— BEGIN TEXT SECTION —
3.2. Proposed Method

The proposed method identifies types of HW through a two-level weighted ensemble of three CNN models. At the first level, two CNN models form an ensemble system for approximating the output. Each of the CNN models forming this ensemble system strives to perform the waste type detection operation based on different inputs. After determining the output of each of the models forming this ensemble system, at the second level, a proposed composite model uses a CNN to merge the knowledge acquired by the first-level models and determine the final output. Accordingly, the proposed method can be divided into the following three steps:

Image representation;
Local detection based on first-level CNN models;
The final output will be determined based on the aggregation of results by the second-level CNN.

The structure of the proposed method is depicted in Figure 2. This method attempts to create an efficient system for accurately identifying types of HW through the collaboration of three CNN models. Each of these learning models processes a specific set of image-descriptive features to perform the learning and detection operation locally and then globally based on it. The first two CNN models form an ensemble system for the initial approximation of the target category. In this ensemble system, the first CNN model accepts the input image in the RGB color system as its input, while the second CNN model performs image analysis through the features extracted by the MLBP strategy. Each of these CNN models independently learns the patterns of HW detection in RGB images and MLBP matrices and strives to utilize the acquired knowledge to detect the type of waste in new samples.

As depicted in Figure 2, each of the CNN models in the first-level ensemble system describes the type of waste for each input sample in the form of a posterior probability vector. At the second level, the proposed composite model utilizes an independent CNN to combine these vectors and determine the system’s final output based on them. This CNN model, in addition to the posterior probability vectors produced by the two first-level CNN models, receives the feature maps extracted through them as input and performs the final system output detection based on the integration of these four feature sets. Replacing common strategies in ensemble systems (such as voting and averaging) with a CNN model for the problem of detecting types of HW has its advantages. The diversity of target categories and the performance difference of learning models make it impossible to effectively use the common strategies mentioned for this problem. Employing a high-level learning model to combine the results of the lower-level CNN models can effectively overcome these limitations. As shown in Figure 2, each CNN uses the SA algorithm to adjust its hyperparameters. In this case, the SA algorithm determines the optimal values for the hyperparameters of the convolution and pooling layers of each CNN model, such that based on the resulting configuration, the model’s validation error can be minimized.
— END TEXT SECTION —
### TASK INSTRUCTIONS:
1. According to the proposed method section, why is a CNN used at the second level instead of voting or averaging? Answer in one to three sentences.
2. Resume the proposed method section after its last sentence and keep writing it.
The items that come next are separate material and are not part of the proposed method section.
— BEGIN GIVEN RECORDS —
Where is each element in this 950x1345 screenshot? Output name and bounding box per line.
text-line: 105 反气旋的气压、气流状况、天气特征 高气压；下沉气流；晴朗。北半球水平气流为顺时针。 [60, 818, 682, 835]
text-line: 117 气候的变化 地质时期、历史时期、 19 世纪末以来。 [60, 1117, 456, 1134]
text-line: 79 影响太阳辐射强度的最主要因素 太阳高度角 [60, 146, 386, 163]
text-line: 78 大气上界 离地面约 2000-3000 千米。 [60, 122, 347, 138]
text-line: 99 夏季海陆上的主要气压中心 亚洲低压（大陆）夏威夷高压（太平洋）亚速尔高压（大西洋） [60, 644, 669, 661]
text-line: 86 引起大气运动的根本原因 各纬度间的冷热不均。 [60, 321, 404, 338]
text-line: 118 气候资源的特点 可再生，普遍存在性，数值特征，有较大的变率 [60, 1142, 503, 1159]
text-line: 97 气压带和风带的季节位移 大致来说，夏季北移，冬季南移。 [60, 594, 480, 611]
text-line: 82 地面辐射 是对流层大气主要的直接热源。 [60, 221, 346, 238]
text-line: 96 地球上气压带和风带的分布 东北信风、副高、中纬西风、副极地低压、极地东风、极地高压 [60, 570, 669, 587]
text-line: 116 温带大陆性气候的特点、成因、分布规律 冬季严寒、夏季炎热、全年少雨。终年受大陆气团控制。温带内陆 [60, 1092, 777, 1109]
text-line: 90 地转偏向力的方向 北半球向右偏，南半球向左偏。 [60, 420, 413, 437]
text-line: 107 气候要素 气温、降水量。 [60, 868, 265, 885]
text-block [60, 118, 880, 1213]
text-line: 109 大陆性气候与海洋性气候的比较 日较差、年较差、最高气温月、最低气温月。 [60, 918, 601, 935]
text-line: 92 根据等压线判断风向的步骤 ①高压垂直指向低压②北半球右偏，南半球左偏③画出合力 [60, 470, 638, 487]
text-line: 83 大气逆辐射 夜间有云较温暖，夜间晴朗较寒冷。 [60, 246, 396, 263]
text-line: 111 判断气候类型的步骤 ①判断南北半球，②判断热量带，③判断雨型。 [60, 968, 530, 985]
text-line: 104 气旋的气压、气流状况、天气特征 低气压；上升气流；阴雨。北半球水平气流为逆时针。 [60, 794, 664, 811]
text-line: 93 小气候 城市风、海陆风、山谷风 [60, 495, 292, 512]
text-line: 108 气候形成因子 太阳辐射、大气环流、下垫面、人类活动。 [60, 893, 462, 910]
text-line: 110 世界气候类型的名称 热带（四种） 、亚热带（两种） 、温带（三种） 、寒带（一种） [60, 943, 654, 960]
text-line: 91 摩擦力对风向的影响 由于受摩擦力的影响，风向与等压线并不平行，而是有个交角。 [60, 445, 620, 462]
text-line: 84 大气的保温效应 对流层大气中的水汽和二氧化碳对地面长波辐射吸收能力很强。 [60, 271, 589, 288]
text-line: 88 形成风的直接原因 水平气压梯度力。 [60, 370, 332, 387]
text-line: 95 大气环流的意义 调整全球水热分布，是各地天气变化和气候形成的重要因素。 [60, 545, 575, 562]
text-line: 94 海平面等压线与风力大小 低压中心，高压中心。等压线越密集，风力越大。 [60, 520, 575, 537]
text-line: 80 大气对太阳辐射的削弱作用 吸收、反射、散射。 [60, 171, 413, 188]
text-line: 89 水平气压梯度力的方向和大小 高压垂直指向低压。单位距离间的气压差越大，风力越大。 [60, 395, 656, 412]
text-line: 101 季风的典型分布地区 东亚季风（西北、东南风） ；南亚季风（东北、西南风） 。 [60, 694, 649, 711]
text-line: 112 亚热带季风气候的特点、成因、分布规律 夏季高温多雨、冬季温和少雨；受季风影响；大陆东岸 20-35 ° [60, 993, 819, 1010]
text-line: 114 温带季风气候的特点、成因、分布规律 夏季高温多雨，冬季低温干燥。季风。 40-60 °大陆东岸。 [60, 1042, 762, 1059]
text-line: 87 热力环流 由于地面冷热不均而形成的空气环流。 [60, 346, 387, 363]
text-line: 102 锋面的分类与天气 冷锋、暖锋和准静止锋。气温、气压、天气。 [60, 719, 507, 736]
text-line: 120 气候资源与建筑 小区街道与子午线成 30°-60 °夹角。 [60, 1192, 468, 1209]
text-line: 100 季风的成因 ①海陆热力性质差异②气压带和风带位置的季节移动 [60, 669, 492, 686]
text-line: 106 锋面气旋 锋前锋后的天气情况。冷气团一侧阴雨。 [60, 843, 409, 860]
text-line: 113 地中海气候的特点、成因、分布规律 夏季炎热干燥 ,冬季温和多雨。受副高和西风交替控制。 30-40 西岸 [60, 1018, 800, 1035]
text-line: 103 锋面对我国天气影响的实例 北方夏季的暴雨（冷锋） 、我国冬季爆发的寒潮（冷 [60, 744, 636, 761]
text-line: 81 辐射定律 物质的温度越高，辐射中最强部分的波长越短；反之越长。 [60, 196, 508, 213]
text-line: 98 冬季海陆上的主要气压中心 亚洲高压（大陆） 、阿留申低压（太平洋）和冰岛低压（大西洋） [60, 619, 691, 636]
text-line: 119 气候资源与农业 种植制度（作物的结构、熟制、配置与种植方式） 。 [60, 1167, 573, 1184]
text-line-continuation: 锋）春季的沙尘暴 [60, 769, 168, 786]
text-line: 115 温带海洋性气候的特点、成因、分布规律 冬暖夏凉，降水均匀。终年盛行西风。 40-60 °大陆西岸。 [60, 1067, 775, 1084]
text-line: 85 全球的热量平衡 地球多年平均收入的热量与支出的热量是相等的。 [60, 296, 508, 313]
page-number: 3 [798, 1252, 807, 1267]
— END GIVEN RECORDS —
### ANSWERS FOR THE TASKS:
1. The diversity of target categories and the performance differences among the learning models make voting and averaging ineffective for detecting types of HW. A higher-level learning model that combines the first-level CNN results can overcome these limitations.

2.
3.2.1. Image Representation

The proposed method begins by creating the necessary inputs for each of the CNN models in the first-level ensemble system. This ensemble system includes 2 CNN models, each receiving image features in a different format. The first CNN model (shown as CNN_RGB in Figure 2) receives the input image without any changes in a matrix format with dimensions 100 × 100. The second model (CNN_MLBP) is fed through a matrix organized based on MLBP.

Local binary patterns are one of the most efficient techniques for texture processing applications, and they can appropriately describe texture characteristics in an image. Despite the widespread use of the LBP technique, this method has two major limitations that cast doubt on its effectiveness in object type detection. Firstly, the LBP model is highly sensitive to the presence of noise in images, and this limitation is of higher importance in natural images (non-laboratory conditions). Secondly, the LBP model describes texture patterns based on pixel neighborhood features, and for this reason, this strategy fails to extract more global object features. One solution to simultaneously overcome these limitations is to use LBP features with wider neighborhood radii. Through LBP features with a wider radius, it is possible to not only expand the domain of extracted features but also reduce the detrimental effect of noise on local features. However, it should be noted that applying LBP for N different neighborhood radius values results in N times the volume of extracted features, a significant volume of which is repetitive and, in addition to slowing down processing, can lead to a decrease in detection accuracy. In the proposed method to overcome this problem, a weighted combination of LBP with different radii is used in the form of MLBP. For this purpose, from each input image, 8 LBP matrices are extracted with radius values from 1 to 8, and then the resulting LBP matrices are fused using the following relationship:

F_{M L B P} = \sum_{r = 1}^{8} \frac{L B P_{r}}{r^{2}}

(1)

where

L B P_{r}

represents the feature matrix extracted by LBP for a neighborhood radius r. Based on this relationship, LBP feature matrices for different radii are merged, and with the increase in radius, the effect of LBP features decreases exponentially. It should be noted that for all LBP radius values, the parameter of the number of neighboring pixels is considered to be 8. The resulting MLBP feature matrix is used as input for the CNN_MLBP model in the proposed ensemble system.

3.2.2. Local Detection Based on First-Level CNN Models

RGB and MLBP matrices are utilized as inputs to the CNN_RGB and CNN_MLBP models in the proposed ensemble system, respectively. The CNN models used in this ensemble system have a similar architecture in terms of the order and number of layers, but the configuration of the hyperparameters of each layer in these models is different from each other. The structure of the layers in the proposed CNNs is depicted in Figure 3.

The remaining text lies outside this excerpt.